* _SET TASK 1_:
Which lines of the records contain the word "skal"? Copy each of those lines in full, treating case as significant.

* _QUOTED PASSAGE_:
Add posix-multithreaded-`fork()` explainer doc

subint_forkserver_backend
Gud Boi 2026-04-29 12:50:23 -04:00
parent 2917b74ba4
commit 532a9834f3
1 changed files with 281 additions and 0 deletions

View File

@ -0,0 +1,281 @@
# `fork()` in a multi-threaded program — execution-side vs. memory-side of the same coin
A reference doc for readers who've encountered one of two
opposite-sounding framings of POSIX `fork()` semantics in a
multi-threaded program and are confused by the other.
This is a sibling to
`subint_fork_blocked_by_cpython_post_fork_issue.md` — that
doc covers a CPython-level refusal of fork-from-subint;
this one covers the more general POSIX layer, since
tractor's main-thread forkserver design rests on it.
## TL;DR
POSIX `fork()` only preserves the *calling* thread as a
runnable thread in the child — every other thread in the
parent simply never executes another instruction in the
child. trio's docs call this "leaked"; tractor's
`_main_thread_forkserver.py` docstring calls it "gone".
Both are correct: "gone" is the *execution* side (no
scheduler entry, no instructions retired), "leaked" is the
*memory* side (the dead threads' stacks and per-thread
heap structures still ride into the child's address space
as orphaned COW pages with no owner and no cleanup hook).
Same POSIX reality, two halves of the same coin.
## The two framings
[python-trio/trio#1614][trio-1614] (the canonical "trio +
fork" hazards thread) puts it this way:
> If you use `fork()` in a process with multiple threads,
> all the other thread stacks are just leaked: there's
> nothing else you can reasonably do with them.
`tractor.spawn._main_thread_forkserver`'s module docstring
(specifically the "What survives the fork? — POSIX
semantics" section) puts it this way:
> POSIX `fork()` only preserves the *calling* thread as a
> runnable thread in the child. Every other thread in the
> parent — trio's runner thread, any `to_thread` cache
> threads, anything else — never executes another
> instruction post-fork.
A reader bouncing between the two can be forgiven for
asking: well, *which* is it — leaked or gone?
The answer is "yes". They're describing the same POSIX
behavior from two different angles:
- trio is talking about the **bytes** the dead threads
leave behind — stacks, TLS slots, per-thread arena
metadata — and the fact that nothing in the child can
drive them forward, free them, or even safely walk
them. That's a memory leak in the strict sense: held
but unreachable.
- tractor is talking about the **execution** side
relevant to the forkserver design: which threads
retire instructions in the child? Exactly one — the
one that called `fork()`. Everything else, regardless
of the bytes left behind, is dead in a scheduler
sense.
Neither framing is wrong; they're just answering
different questions.
## POSIX `fork()` in a multi-threaded program — what actually happens
Per POSIX (and concretely on Linux glibc), the contract
of `fork()` in a multi-threaded process is:
1. The kernel creates a new process whose virtual
address space is a COW copy of the parent's. *All*
pages map across — code, heap, every thread's stack,
every malloc arena, every mmap region.
2. Of the parent's N threads, exactly **one** is
reified in the child as a runnable kernel task: the
thread that called `fork()`. The other N-1 threads
have *no* corresponding task in the child kernel. They
were never scheduled, never `clone()`d for the child,
never exist as runnable entities.

* _DATA SHOWN_:

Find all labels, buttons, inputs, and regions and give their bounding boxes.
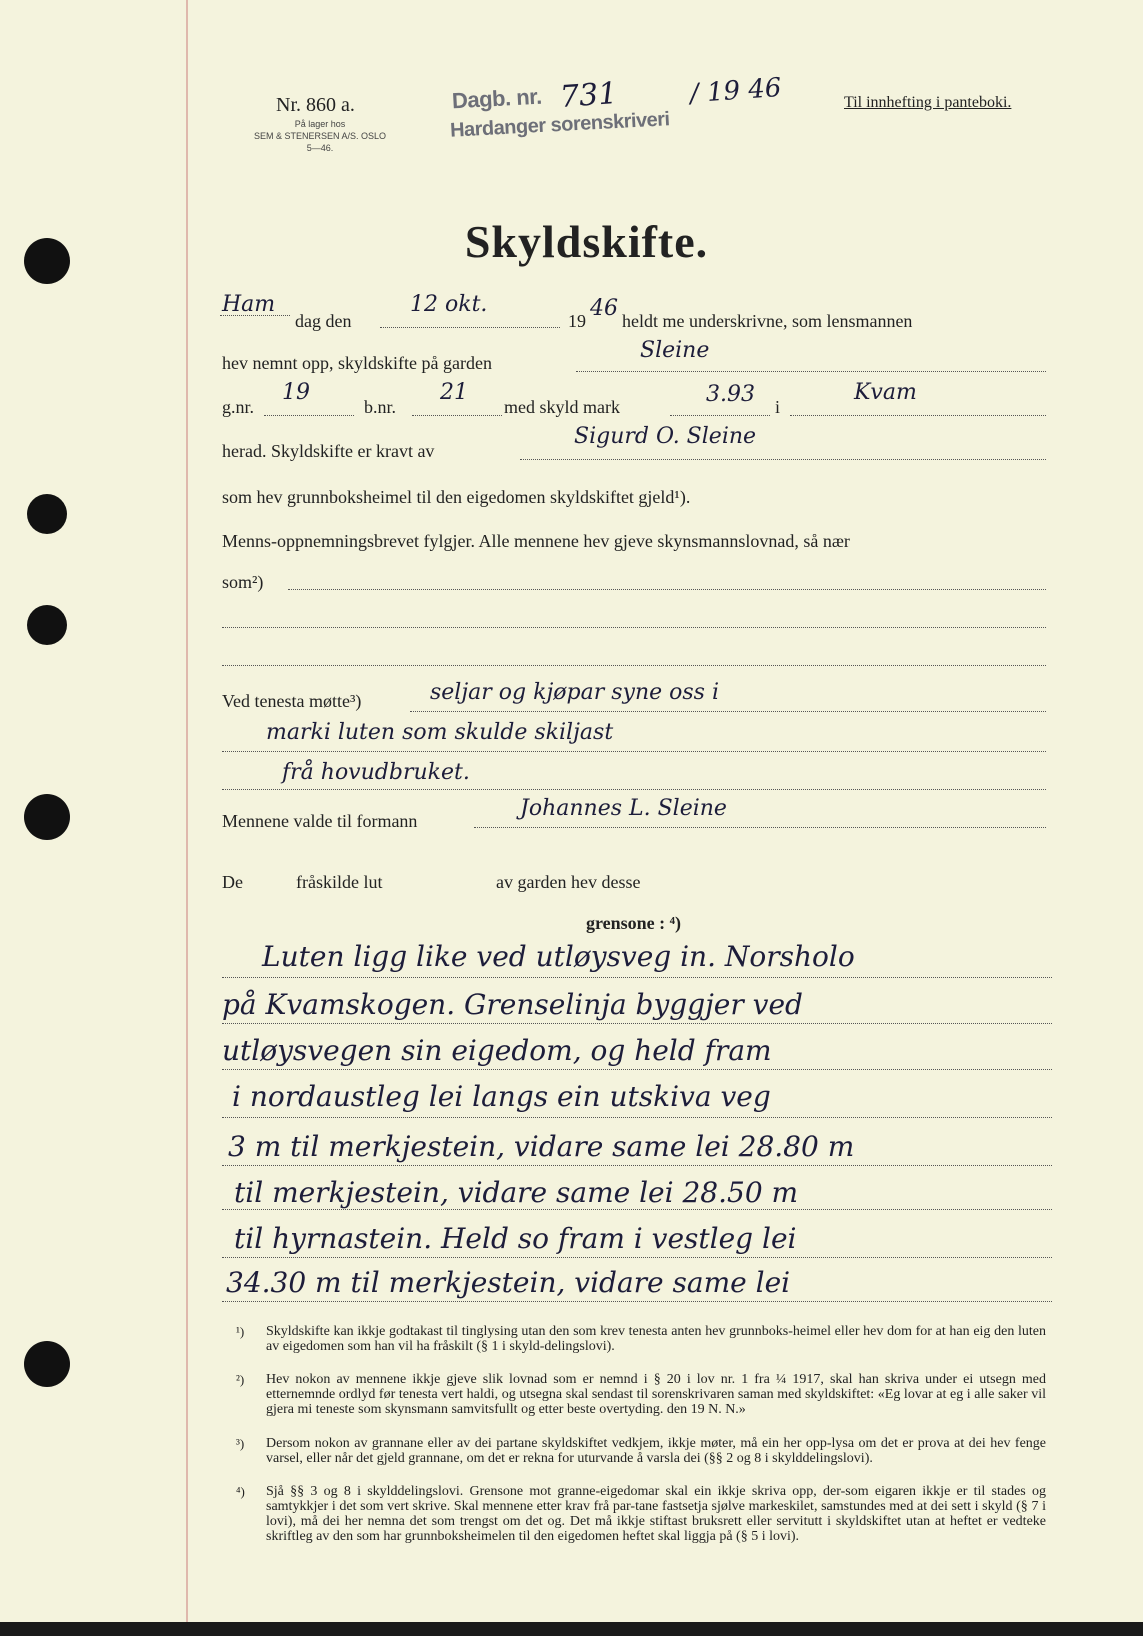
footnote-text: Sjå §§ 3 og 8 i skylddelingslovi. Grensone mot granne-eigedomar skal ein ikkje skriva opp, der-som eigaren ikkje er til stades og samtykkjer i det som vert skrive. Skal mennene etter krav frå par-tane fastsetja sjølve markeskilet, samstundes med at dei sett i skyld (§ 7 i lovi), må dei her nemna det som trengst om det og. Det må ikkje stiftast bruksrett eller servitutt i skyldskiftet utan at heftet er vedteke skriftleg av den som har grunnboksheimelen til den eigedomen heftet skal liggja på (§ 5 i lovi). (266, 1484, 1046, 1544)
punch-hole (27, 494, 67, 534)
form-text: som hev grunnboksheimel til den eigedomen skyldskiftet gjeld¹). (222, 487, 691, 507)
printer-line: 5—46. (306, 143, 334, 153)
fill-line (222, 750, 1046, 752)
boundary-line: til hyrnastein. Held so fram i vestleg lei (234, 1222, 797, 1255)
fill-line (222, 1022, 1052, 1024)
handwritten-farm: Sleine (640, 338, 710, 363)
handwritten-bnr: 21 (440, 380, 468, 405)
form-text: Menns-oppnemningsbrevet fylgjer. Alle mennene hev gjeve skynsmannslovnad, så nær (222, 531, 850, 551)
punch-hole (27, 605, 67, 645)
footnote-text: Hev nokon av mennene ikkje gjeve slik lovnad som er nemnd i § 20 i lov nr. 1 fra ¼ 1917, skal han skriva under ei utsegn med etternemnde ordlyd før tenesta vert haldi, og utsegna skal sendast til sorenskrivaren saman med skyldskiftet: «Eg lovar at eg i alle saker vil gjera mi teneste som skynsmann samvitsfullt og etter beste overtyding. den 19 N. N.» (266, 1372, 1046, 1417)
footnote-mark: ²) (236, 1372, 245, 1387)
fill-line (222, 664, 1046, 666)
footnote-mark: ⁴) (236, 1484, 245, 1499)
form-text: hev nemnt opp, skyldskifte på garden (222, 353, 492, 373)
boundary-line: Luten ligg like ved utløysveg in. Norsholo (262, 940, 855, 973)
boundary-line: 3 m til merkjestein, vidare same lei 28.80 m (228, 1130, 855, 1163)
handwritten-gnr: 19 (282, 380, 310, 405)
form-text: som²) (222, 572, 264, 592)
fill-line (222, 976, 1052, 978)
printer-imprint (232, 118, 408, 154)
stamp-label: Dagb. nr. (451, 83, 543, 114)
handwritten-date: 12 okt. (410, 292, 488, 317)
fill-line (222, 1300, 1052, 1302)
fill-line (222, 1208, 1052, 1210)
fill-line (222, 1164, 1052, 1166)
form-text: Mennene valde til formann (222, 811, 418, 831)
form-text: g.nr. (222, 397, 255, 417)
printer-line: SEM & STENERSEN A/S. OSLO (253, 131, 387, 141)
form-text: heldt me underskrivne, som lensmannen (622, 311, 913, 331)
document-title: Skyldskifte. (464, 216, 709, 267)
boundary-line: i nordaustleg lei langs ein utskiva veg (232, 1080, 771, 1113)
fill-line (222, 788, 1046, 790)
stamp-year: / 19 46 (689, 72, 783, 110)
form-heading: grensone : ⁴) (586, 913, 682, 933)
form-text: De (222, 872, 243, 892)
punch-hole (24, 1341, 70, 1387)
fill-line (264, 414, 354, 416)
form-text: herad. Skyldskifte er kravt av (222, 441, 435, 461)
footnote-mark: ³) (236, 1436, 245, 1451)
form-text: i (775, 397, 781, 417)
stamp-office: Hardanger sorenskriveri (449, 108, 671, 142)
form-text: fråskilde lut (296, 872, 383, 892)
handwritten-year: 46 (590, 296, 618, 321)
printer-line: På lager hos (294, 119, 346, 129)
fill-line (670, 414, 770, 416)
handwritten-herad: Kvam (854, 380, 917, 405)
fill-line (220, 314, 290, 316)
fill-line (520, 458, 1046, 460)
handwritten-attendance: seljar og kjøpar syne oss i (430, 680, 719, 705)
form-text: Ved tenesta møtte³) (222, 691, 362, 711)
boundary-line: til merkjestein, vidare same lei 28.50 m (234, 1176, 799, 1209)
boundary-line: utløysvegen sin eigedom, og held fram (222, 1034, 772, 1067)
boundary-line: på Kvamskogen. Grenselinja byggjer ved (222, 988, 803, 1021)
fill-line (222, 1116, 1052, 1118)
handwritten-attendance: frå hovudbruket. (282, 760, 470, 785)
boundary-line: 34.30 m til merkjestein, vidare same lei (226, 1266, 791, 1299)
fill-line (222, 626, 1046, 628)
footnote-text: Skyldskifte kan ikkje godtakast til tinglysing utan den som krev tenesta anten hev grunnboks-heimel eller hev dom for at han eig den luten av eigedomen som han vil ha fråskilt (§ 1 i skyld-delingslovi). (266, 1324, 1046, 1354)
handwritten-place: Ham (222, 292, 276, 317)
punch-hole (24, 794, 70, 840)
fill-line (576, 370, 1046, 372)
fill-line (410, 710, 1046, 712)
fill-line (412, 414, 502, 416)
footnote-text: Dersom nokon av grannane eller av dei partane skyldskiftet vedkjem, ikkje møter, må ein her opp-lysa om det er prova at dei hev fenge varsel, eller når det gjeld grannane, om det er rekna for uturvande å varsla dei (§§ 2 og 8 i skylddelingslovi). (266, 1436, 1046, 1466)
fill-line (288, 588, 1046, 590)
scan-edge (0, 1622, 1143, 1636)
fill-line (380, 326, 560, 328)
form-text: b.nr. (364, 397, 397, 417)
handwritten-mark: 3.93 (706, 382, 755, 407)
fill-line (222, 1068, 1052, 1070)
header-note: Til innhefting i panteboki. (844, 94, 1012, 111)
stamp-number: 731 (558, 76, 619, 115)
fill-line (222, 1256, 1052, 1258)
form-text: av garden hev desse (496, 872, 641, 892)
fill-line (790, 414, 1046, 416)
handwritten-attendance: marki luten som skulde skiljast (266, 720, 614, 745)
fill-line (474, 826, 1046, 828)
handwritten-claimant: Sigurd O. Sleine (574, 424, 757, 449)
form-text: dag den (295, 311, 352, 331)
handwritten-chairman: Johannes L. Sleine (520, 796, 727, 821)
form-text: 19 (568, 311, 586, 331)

* _SET TASK 2_:
Answer these questions about the fork() explainer above:
(a) Which thread does POSIX fork() keep as a runnable thread in the child?
(b) Which GitHub thread does the explainer call the canonical "trio + fork" hazards thread?
(c) What kind of copy of the parent's virtual address space does the kernel create for the new process?

* _TASK ANSWER 1_:
footnote-text: Sjå §§ 3 og 8 i skylddelingslovi. Grensone mot granne-eigedomar skal ein ikkje skriva opp, der-som eigaren ikkje er til stades og samtykkjer i det som vert skrive. Skal mennene etter krav frå par-tane fastsetja sjølve markeskilet, samstundes med at dei sett i skyld (§ 7 i lovi), må dei her nemna det som trengst om det og. Det må ikkje stiftast bruksrett eller servitutt i skyldskiftet utan at heftet er vedteke skriftleg av den som har grunnboksheimelen til den eigedomen heftet skal liggja på (§ 5 i lovi). (266, 1484, 1046, 1544)
footnote-text: Hev nokon av mennene ikkje gjeve slik lovnad som er nemnd i § 20 i lov nr. 1 fra ¼ 1917, skal han skriva under ei utsegn med etternemnde ordlyd før tenesta vert haldi, og utsegna skal sendast til sorenskrivaren saman med skyldskiftet: «Eg lovar at eg i alle saker vil gjera mi teneste som skynsmann samvitsfullt og etter beste overtyding. den 19 N. N.» (266, 1372, 1046, 1417)

* _TASK ANSWER 2_:
(a) The calling thread, the one that called fork().
(b) python-trio/trio#1614.
(c) A COW copy.